§ Instructions for the task
Transcribe the entries exactly; images are not part of the copy.

§ Task data

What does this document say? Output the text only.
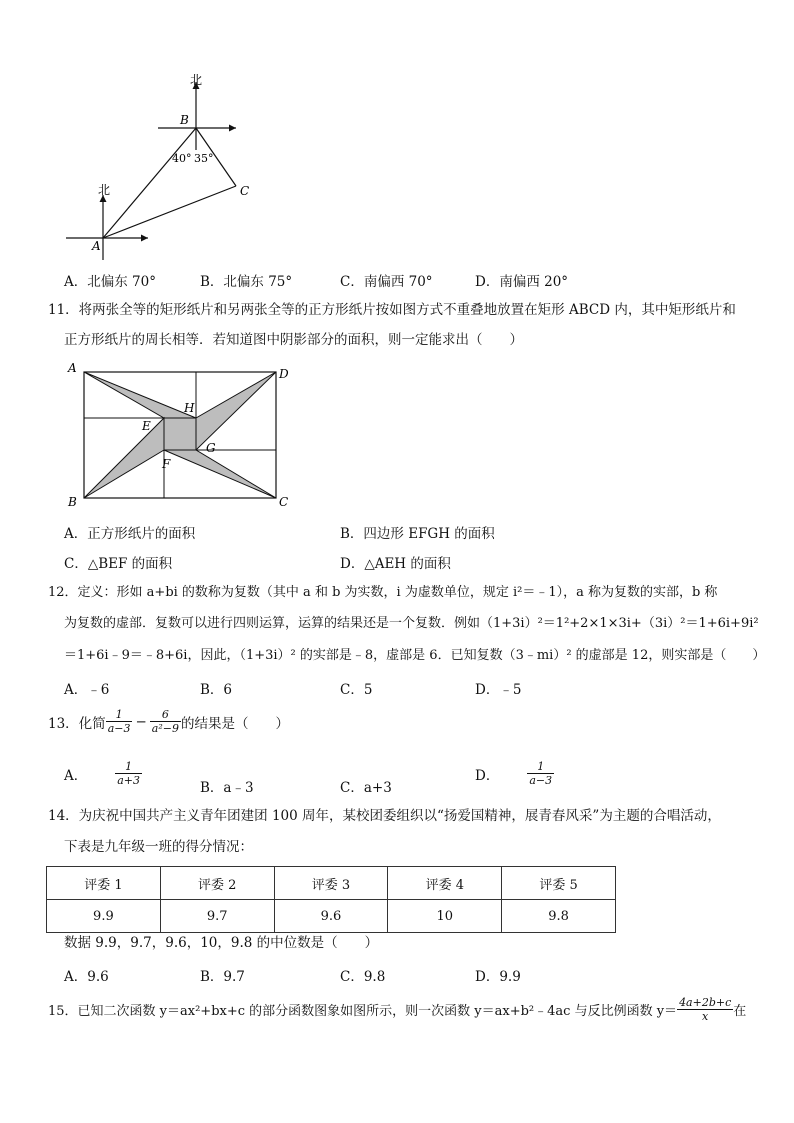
北
北
B
A
C
40° 35°
A．北偏东 70°	B．北偏东 75°	C．南偏西 70°	D．南偏西 20°
11．将两张全等的矩形纸片和另两张全等的正方形纸片按如图方式不重叠地放置在矩形 ABCD 内，其中矩形纸片和
正方形纸片的周长相等．若知道图中阴影部分的面积，则一定能求出（　　）
A
B	C
D
E
F
G
H
A．正方形纸片的面积	B．四边形 EFGH 的面积
C．△BEF 的面积	D．△AEH 的面积
12．定义：形如 a+bi 的数称为复数（其中 a 和 b 为实数，i 为虚数单位，规定 i²＝﹣1），a 称为复数的实部，b 称
为复数的虚部．复数可以进行四则运算，运算的结果还是一个复数．例如（1+3i）²＝1²+2×1×3i+（3i）²＝1+6i+9i²
＝1+6i﹣9＝﹣8+6i，因此，（1+3i）² 的实部是﹣8，虚部是 6．已知复数（3﹣mi）² 的虚部是 12，则实部是（　　）
A．﹣6	B．6	C．5	D．﹣5
13．化简 $\frac{1}{a-3} - \frac{6}{\text{a²−9}}$ 的结果是（　　）
A．	$\frac{1}{a+3}$
B．a﹣3	C．a+3
D．	$\frac{1}{a-3}$
14．为庆祝中国共产主义青年团建团 100 周年，某校团委组织以“扬爱国精神，展青春风采”为主题的合唱活动，
下表是九年级一班的得分情况：
评委 1	评委 2	评委 3	评委 4	评委 5
9.9	9.7	9.6	10	9.8
数据 9.9，9.7，9.6，10，9.8 的中位数是（　　）
A．9.6	B．9.7	C．9.8	D．9.9
15．已知二次函数 y＝ax²+bx+c 的部分函数图象如图所示，则一次函数 y＝ax+b²﹣4ac 与反比例函数 $y= \frac{4a+2b+c}{x}$ 在
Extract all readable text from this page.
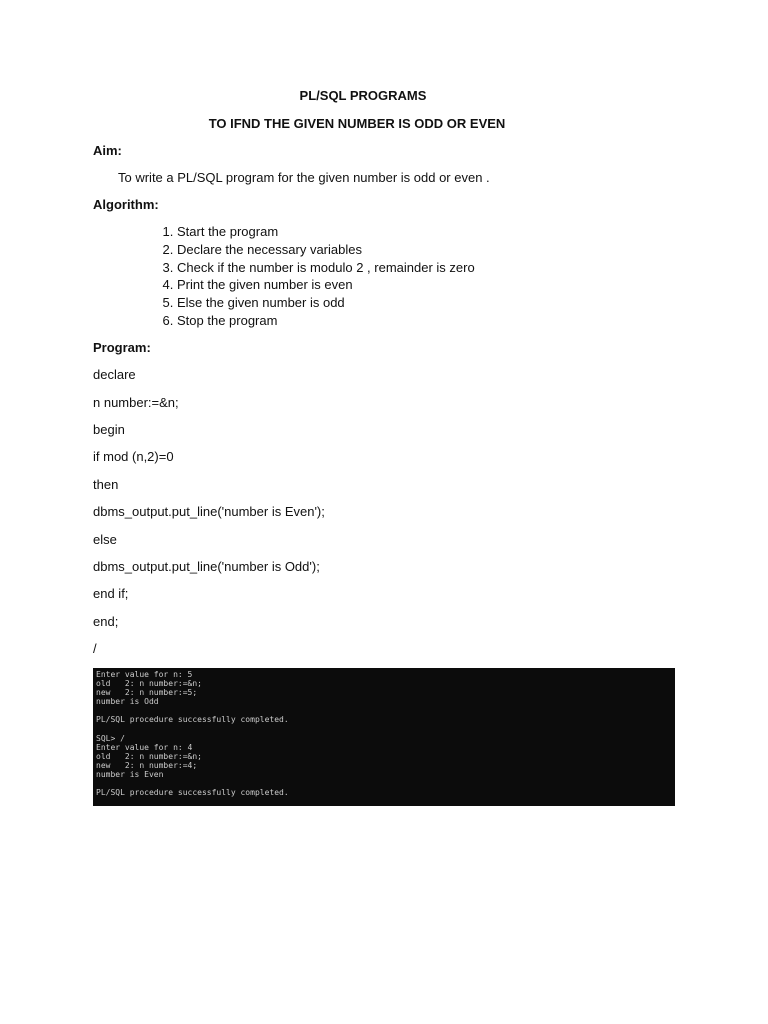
PL/SQL PROGRAMS
TO IFND THE GIVEN NUMBER IS ODD OR EVEN
Aim:
To write a PL/SQL program for the given number is odd or even .
Algorithm:
1. Start the program
2. Declare the necessary variables
3. Check if the number is modulo 2 , remainder is zero
4. Print the given number is even
5. Else the given number is odd
6. Stop the program
Program:
declare
n number:=&n;
begin
if mod (n,2)=0
then
dbms_output.put_line('number is Even');
else
dbms_output.put_line('number is Odd');
end if;
end;
/
Enter value for n: 5
old   2: n number:=&n;
new   2: n number:=5;
number is Odd
PL/SQL procedure successfully completed.
SQL> /
Enter value for n: 4
old   2: n number:=&n;
new   2: n number:=4;
number is Even
PL/SQL procedure successfully completed.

§ Answer for this exercise
What does this document say? Output the text only.
北
北
B
A
C
40° 35°
A．北偏东 70°	B．北偏东 75°	C．南偏西 70°	D．南偏西 20°
11．将两张全等的矩形纸片和另两张全等的正方形纸片按如图方式不重叠地放置在矩形 ABCD 内，其中矩形纸片和
正方形纸片的周长相等．若知道图中阴影部分的面积，则一定能求出（　　）
A
B	C
D
E
F
G
H
A．正方形纸片的面积	B．四边形 EFGH 的面积
C．△BEF 的面积	D．△AEH 的面积
12．定义：形如 a+bi 的数称为复数（其中 a 和 b 为实数，i 为虚数单位，规定 i²＝﹣1），a 称为复数的实部，b 称
为复数的虚部．复数可以进行四则运算，运算的结果还是一个复数．例如（1+3i）²＝1²+2×1×3i+（3i）²＝1+6i+9i²
＝1+6i﹣9＝﹣8+6i，因此，（1+3i）² 的实部是﹣8，虚部是 6．已知复数（3﹣mi）² 的虚部是 12，则实部是（　　）
A．﹣6	B．6	C．5	D．﹣5
13．化简 $\frac{1}{a-3} - \frac{6}{\text{a²−9}}$ 的结果是（　　）
A．	$\frac{1}{a+3}$
B．a﹣3	C．a+3
D．	$\frac{1}{a-3}$
14．为庆祝中国共产主义青年团建团 100 周年，某校团委组织以“扬爱国精神，展青春风采”为主题的合唱活动，
下表是九年级一班的得分情况：
评委 1	评委 2	评委 3	评委 4	评委 5
9.9	9.7	9.6	10	9.8
数据 9.9，9.7，9.6，10，9.8 的中位数是（　　）
A．9.6	B．9.7	C．9.8	D．9.9
15．已知二次函数 y＝ax²+bx+c 的部分函数图象如图所示，则一次函数 y＝ax+b²﹣4ac 与反比例函数 $y= \frac{4a+2b+c}{x}$ 在
Extract all readable text from this page.
PL/SQL PROGRAMS
TO IFND THE GIVEN NUMBER IS ODD OR EVEN
Aim:
To write a PL/SQL program for the given number is odd or even .
Algorithm:
1. Start the program
2. Declare the necessary variables
3. Check if the number is modulo 2 , remainder is zero
4. Print the given number is even
5. Else the given number is odd
6. Stop the program
Program:
declare
n number:=&n;
begin
if mod (n,2)=0
then
dbms_output.put_line('number is Even');
else
dbms_output.put_line('number is Odd');
end if;
end;
/
Enter value for n: 5
old   2: n number:=&n;
new   2: n number:=5;
number is Odd
PL/SQL procedure successfully completed.
SQL> /
Enter value for n: 4
old   2: n number:=&n;
new   2: n number:=4;
number is Even
PL/SQL procedure successfully completed.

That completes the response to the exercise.